▶ [Goal]:
Wherever the string "cink" occurs in a line of these records, report that line.

▶ [Data excerpts]:
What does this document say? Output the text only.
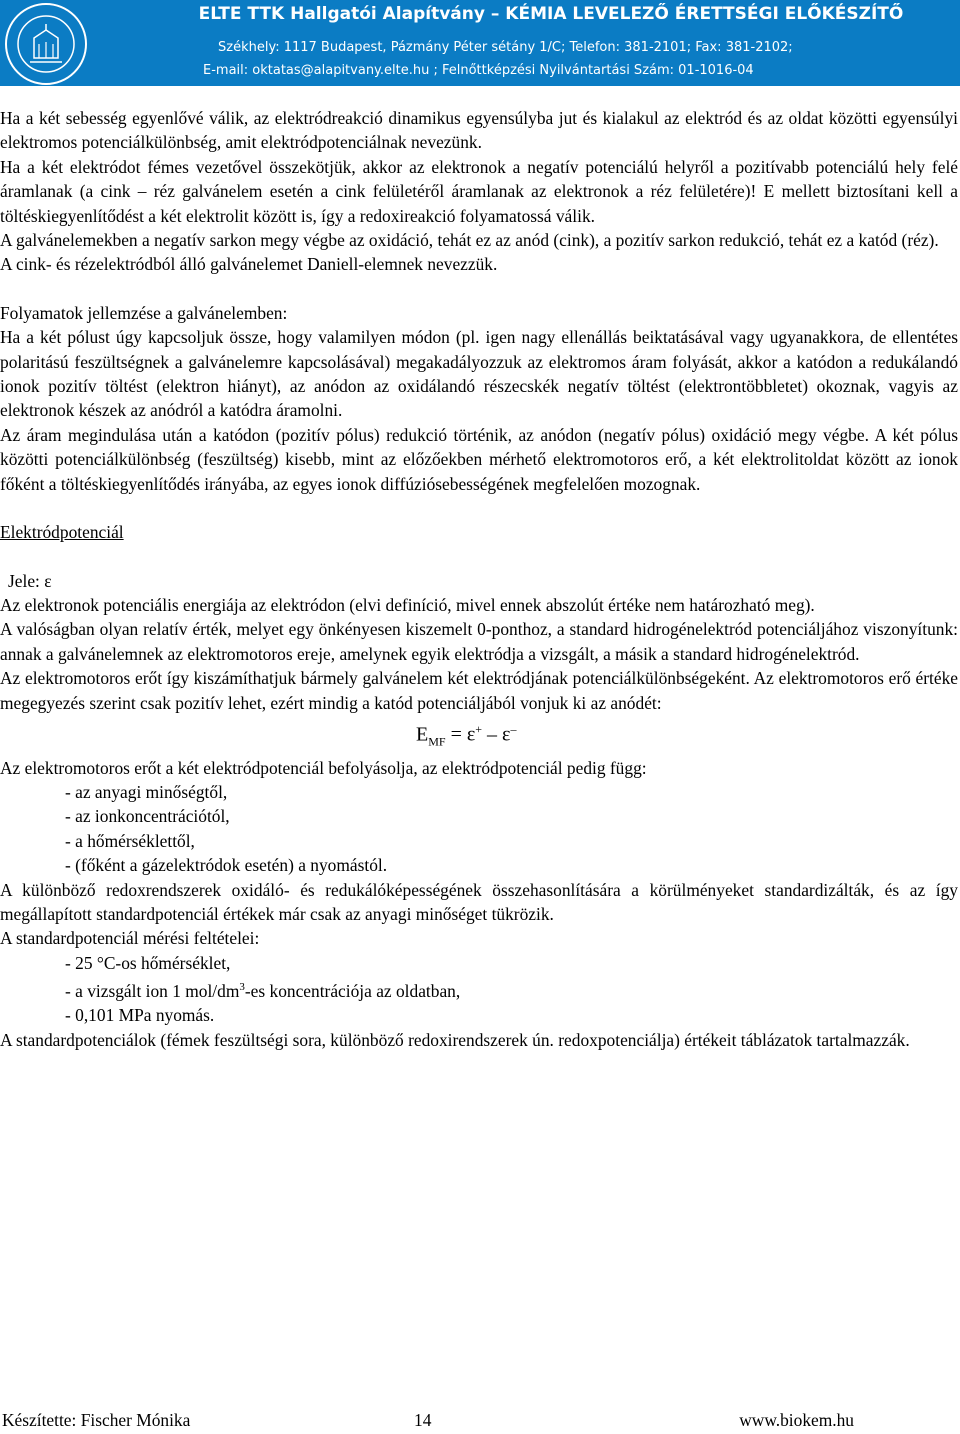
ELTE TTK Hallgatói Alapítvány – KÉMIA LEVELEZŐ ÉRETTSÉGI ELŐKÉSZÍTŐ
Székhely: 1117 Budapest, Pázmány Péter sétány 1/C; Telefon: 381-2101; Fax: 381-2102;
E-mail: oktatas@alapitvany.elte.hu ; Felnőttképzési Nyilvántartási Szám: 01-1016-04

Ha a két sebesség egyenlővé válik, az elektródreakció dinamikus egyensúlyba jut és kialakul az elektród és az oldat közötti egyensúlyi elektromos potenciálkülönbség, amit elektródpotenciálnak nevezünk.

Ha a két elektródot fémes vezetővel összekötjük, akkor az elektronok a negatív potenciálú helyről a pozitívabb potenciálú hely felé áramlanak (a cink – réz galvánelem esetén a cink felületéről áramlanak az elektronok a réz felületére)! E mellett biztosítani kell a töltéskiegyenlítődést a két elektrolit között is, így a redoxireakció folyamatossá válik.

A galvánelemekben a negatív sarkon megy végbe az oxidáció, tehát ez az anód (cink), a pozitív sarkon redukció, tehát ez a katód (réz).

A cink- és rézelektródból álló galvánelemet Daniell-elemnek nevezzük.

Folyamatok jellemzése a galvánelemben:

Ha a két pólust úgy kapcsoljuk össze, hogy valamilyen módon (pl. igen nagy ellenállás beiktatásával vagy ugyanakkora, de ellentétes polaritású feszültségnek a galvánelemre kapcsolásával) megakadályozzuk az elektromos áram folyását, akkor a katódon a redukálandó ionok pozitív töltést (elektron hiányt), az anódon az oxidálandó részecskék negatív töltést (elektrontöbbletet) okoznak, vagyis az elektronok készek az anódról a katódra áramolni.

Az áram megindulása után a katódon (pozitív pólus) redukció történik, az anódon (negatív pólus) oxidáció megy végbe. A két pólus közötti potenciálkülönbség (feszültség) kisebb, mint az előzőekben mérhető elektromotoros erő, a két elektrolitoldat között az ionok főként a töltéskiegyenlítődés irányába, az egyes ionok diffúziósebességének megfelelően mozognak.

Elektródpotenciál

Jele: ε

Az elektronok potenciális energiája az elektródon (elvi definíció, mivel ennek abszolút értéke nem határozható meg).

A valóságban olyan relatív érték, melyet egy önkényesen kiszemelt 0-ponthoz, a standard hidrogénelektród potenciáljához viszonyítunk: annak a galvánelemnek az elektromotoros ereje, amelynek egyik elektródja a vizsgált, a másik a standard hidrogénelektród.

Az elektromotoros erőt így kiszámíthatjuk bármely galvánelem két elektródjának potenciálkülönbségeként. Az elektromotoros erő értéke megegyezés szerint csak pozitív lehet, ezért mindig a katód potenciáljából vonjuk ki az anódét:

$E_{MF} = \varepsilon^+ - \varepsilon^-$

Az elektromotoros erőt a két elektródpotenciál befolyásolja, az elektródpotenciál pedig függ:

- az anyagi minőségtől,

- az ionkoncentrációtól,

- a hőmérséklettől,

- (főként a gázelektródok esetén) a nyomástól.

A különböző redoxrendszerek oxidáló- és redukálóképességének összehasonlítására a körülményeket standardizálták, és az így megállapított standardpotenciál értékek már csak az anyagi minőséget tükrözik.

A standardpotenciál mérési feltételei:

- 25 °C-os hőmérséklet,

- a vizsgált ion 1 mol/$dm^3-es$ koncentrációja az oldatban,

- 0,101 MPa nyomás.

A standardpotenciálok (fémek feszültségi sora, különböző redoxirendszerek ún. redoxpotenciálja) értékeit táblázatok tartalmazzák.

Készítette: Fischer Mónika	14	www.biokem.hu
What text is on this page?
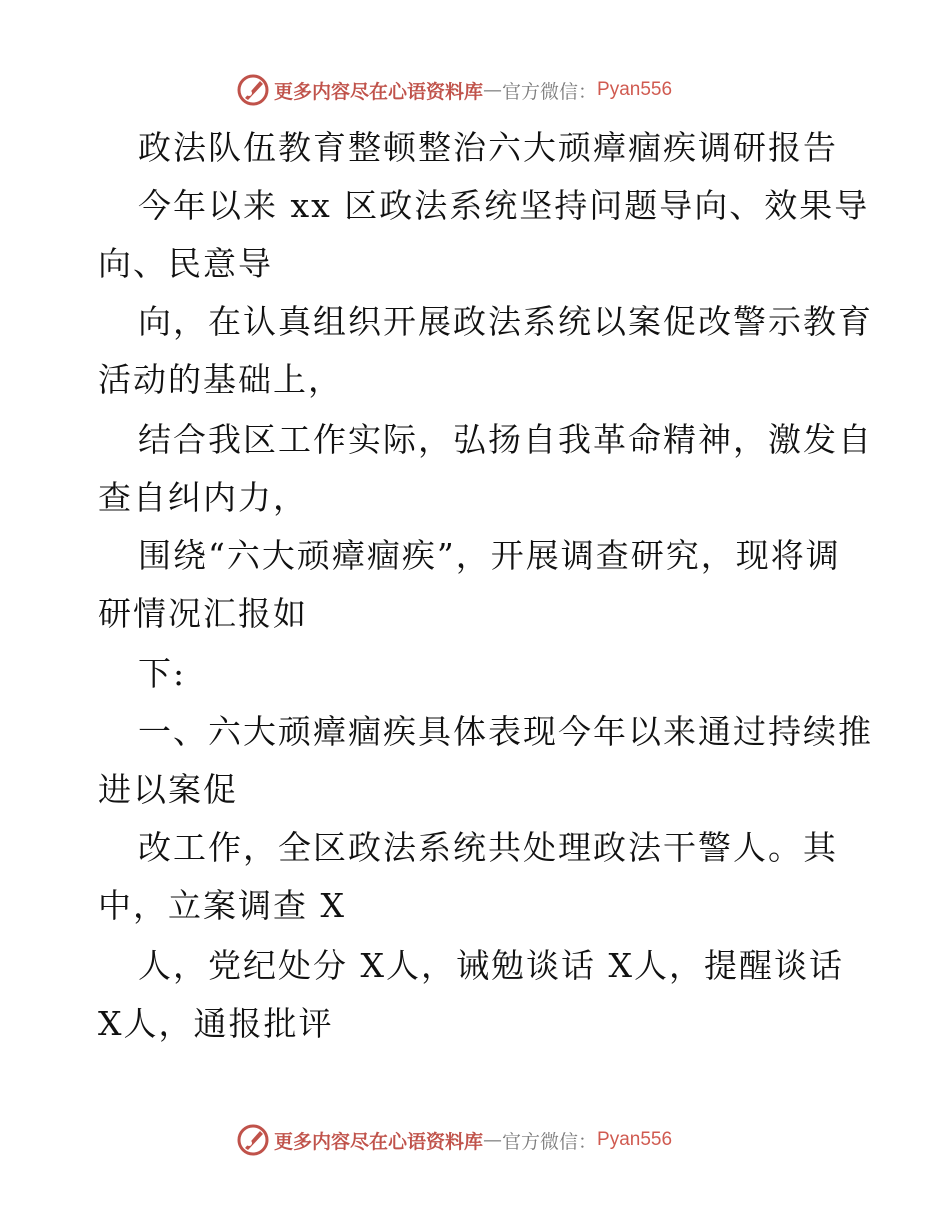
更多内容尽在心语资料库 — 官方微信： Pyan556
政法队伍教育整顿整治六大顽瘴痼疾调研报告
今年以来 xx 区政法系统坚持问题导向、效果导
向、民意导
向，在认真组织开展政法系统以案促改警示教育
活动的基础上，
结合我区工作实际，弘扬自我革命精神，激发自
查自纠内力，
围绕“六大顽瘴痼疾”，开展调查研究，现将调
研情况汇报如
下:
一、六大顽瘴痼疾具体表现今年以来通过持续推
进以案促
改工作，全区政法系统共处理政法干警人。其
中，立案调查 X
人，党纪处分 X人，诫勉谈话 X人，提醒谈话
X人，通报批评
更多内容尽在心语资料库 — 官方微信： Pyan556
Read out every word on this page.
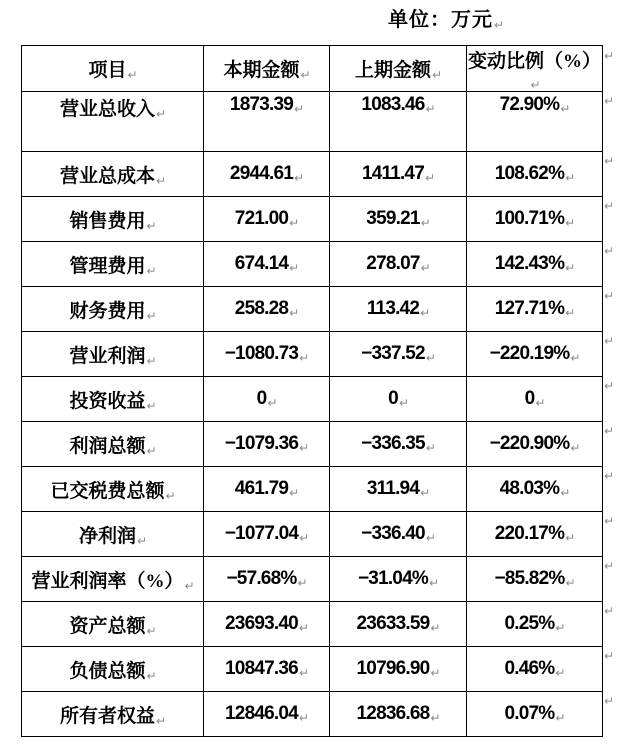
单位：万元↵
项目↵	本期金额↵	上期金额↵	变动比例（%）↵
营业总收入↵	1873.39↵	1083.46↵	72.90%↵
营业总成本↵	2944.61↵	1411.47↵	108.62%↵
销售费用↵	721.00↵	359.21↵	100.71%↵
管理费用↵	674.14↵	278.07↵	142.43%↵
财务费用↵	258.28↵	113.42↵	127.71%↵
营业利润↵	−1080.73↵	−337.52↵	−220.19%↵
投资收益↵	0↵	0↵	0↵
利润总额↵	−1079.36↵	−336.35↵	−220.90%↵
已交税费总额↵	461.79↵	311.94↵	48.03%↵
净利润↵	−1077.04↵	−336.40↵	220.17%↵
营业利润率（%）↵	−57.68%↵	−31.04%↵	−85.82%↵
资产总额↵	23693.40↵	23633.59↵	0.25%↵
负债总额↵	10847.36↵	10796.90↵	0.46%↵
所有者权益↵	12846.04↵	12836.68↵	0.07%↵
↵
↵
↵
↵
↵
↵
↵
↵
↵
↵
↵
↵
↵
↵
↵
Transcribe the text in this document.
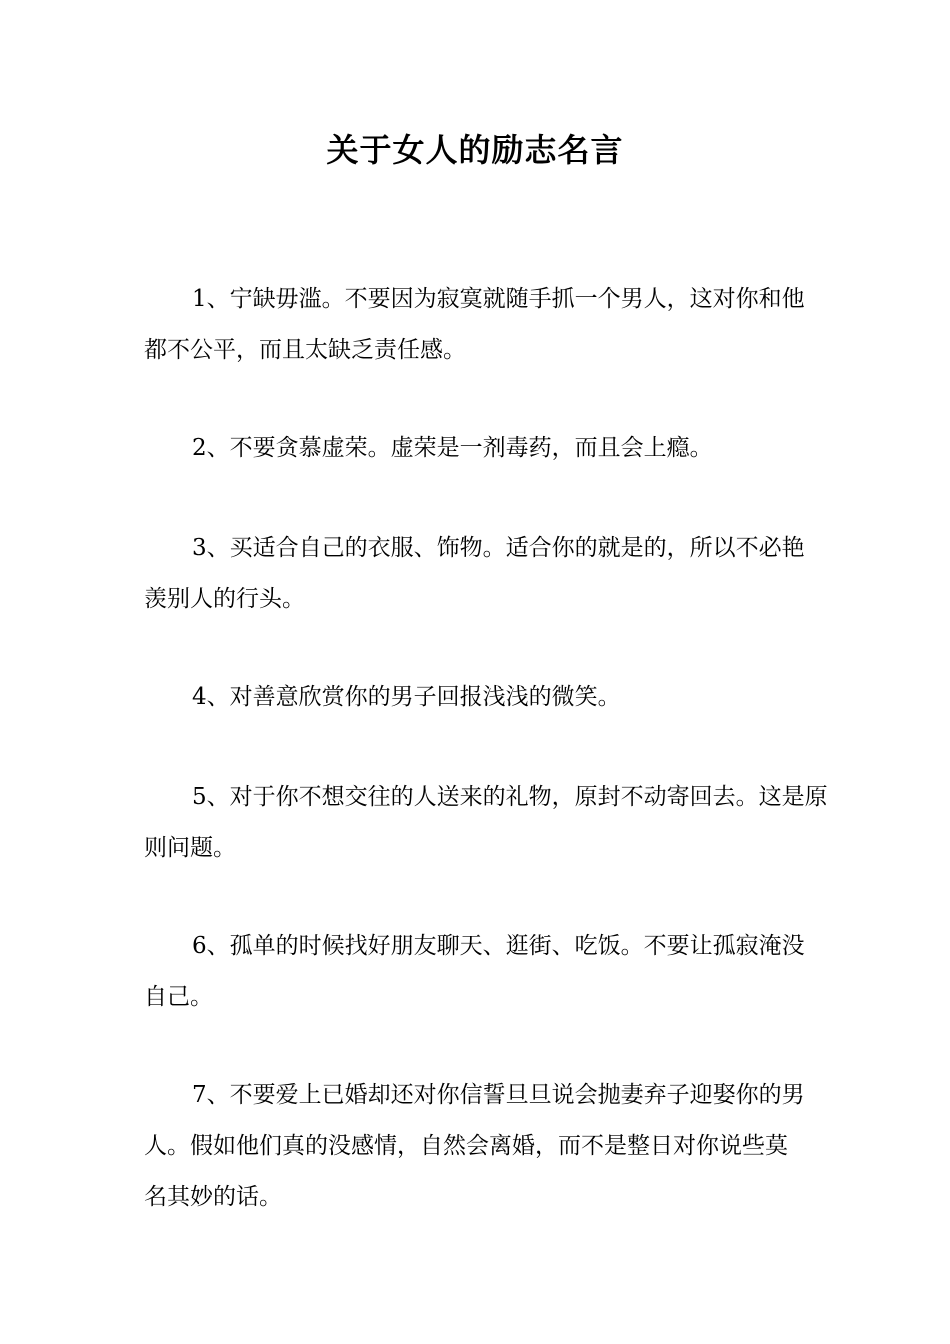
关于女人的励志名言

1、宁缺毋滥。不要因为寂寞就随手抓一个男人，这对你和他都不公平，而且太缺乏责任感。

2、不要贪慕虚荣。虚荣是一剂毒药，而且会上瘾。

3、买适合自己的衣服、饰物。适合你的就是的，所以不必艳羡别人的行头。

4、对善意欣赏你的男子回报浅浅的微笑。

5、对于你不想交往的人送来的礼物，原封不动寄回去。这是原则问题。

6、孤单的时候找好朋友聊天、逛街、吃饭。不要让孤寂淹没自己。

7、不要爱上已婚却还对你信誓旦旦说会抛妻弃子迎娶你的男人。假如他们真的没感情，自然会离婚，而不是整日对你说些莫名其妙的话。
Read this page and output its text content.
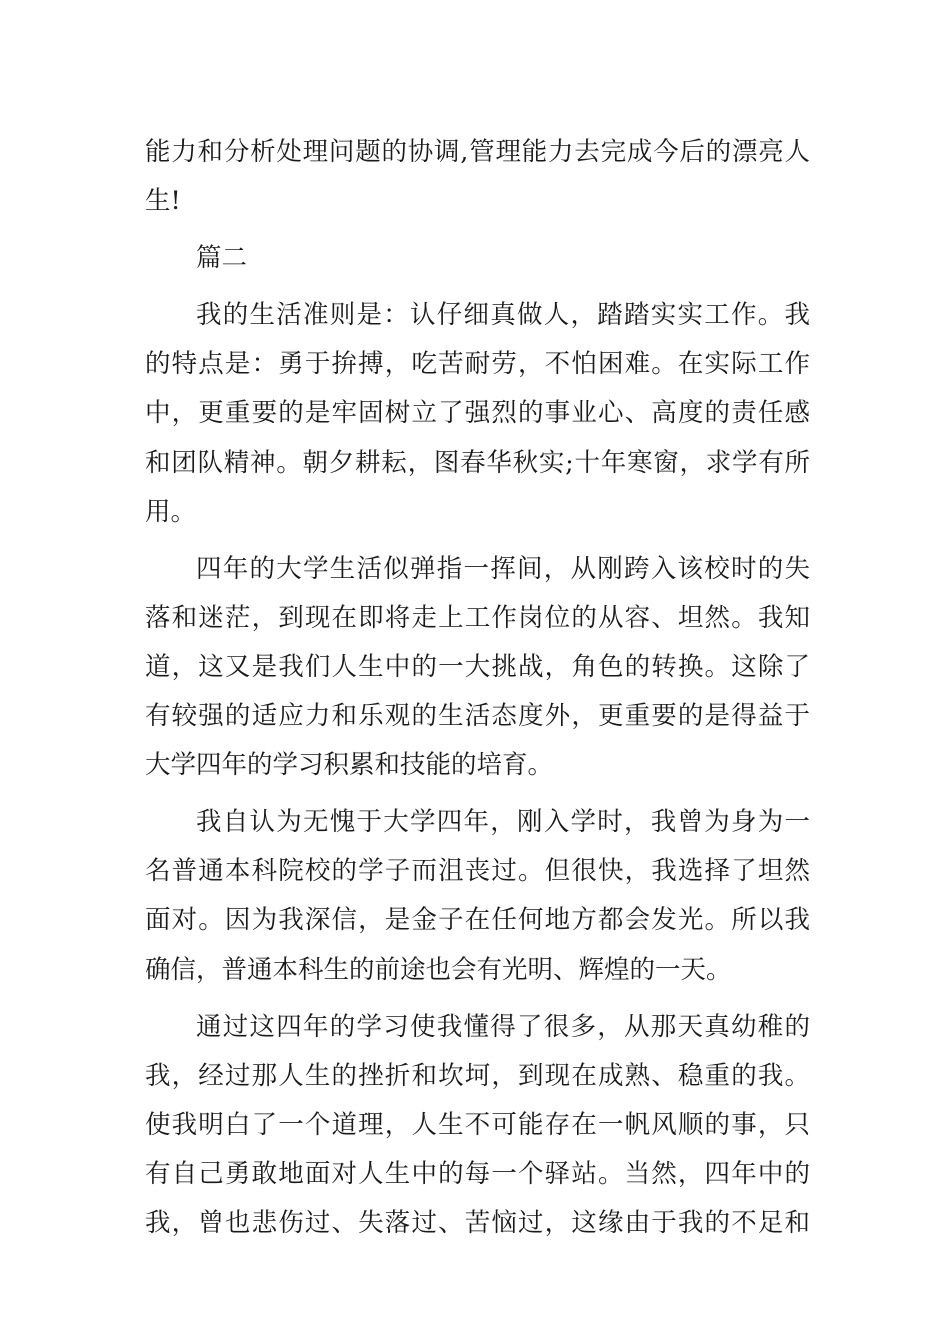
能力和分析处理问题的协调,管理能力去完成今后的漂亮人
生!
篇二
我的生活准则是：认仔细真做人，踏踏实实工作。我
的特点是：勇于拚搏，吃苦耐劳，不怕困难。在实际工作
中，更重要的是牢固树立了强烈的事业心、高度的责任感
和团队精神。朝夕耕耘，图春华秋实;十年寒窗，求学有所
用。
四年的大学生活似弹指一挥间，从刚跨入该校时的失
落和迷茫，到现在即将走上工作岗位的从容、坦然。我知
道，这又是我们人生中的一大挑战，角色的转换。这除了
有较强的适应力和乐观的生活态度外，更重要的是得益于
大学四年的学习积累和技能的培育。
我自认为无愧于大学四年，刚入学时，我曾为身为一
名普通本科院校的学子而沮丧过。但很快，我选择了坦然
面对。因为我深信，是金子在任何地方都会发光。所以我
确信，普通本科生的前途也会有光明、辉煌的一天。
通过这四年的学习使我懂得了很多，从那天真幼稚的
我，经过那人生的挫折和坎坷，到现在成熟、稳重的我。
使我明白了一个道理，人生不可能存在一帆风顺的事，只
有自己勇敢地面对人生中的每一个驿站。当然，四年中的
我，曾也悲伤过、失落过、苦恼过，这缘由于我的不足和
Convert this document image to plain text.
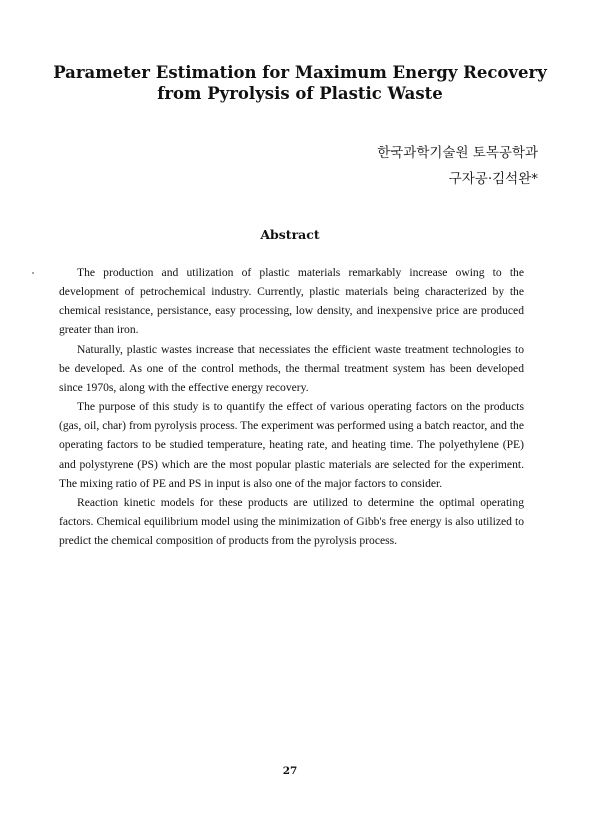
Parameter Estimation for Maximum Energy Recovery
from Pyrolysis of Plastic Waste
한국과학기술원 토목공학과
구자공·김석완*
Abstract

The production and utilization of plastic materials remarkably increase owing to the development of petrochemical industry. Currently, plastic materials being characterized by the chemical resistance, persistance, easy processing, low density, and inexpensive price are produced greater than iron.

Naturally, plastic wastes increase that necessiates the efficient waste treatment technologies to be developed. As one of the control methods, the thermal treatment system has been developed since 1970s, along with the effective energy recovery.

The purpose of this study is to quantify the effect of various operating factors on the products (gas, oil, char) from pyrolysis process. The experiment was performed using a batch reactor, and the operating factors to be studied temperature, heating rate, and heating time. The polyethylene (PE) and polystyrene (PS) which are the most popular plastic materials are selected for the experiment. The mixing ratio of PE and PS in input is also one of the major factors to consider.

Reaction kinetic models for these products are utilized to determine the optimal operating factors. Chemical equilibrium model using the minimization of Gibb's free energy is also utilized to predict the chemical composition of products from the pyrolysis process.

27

▶ [Result of the task]:
Ha a két elektródot fémes vezetővel összekötjük, akkor az elektronok a negatív potenciálú helyről a pozitívabb potenciálú hely felé áramlanak (a cink – réz galvánelem esetén a cink felületéről áramlanak az elektronok a réz felületére)! E mellett biztosítani kell a töltéskiegyenlítődést a két elektrolit között is, így a redoxireakció folyamatossá válik.
A galvánelemekben a negatív sarkon megy végbe az oxidáció, tehát ez az anód (cink), a pozitív sarkon redukció, tehát ez a katód (réz).
A cink- és rézelektródból álló galvánelemet Daniell-elemnek nevezzük.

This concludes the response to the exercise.